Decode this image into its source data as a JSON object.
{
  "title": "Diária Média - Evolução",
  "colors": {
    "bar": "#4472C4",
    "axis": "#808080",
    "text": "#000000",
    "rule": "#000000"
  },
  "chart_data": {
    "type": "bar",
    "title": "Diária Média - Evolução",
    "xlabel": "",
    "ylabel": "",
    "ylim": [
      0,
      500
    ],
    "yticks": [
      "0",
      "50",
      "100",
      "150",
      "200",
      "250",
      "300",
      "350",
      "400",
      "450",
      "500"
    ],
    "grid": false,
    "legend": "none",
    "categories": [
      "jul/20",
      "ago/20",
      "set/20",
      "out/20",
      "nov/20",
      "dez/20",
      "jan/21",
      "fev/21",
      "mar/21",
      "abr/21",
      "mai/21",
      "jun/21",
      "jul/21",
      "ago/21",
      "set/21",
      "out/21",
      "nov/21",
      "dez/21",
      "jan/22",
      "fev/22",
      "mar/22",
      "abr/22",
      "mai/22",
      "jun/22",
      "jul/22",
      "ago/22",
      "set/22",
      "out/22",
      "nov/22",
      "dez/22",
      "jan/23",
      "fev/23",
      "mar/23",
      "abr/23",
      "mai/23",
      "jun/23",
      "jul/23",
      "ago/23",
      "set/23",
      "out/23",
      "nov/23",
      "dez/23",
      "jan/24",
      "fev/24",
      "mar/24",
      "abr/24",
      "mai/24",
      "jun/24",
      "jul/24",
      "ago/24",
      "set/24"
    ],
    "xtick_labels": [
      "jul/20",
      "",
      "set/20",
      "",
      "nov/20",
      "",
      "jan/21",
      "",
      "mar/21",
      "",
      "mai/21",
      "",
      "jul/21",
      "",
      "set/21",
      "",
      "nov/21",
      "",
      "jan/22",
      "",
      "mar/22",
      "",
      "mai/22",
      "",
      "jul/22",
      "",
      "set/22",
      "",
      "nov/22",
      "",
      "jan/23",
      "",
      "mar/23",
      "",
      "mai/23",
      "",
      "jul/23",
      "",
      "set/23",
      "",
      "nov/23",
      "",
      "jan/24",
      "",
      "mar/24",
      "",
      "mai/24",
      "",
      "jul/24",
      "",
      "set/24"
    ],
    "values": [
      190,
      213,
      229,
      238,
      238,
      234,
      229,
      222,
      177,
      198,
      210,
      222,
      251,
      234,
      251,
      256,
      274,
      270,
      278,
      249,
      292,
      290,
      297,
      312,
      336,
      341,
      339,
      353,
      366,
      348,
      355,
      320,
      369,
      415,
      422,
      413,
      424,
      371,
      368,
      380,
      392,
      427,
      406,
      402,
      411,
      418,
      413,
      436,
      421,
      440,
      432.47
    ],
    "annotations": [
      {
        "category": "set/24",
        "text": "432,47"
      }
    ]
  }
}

^^^^^^^^^^^^^^^^

WRITTEN INSTRUCTION: Every line of the listing that holds "Diária" is to be counted; give only the resulting number.

TASK ANSWER: 2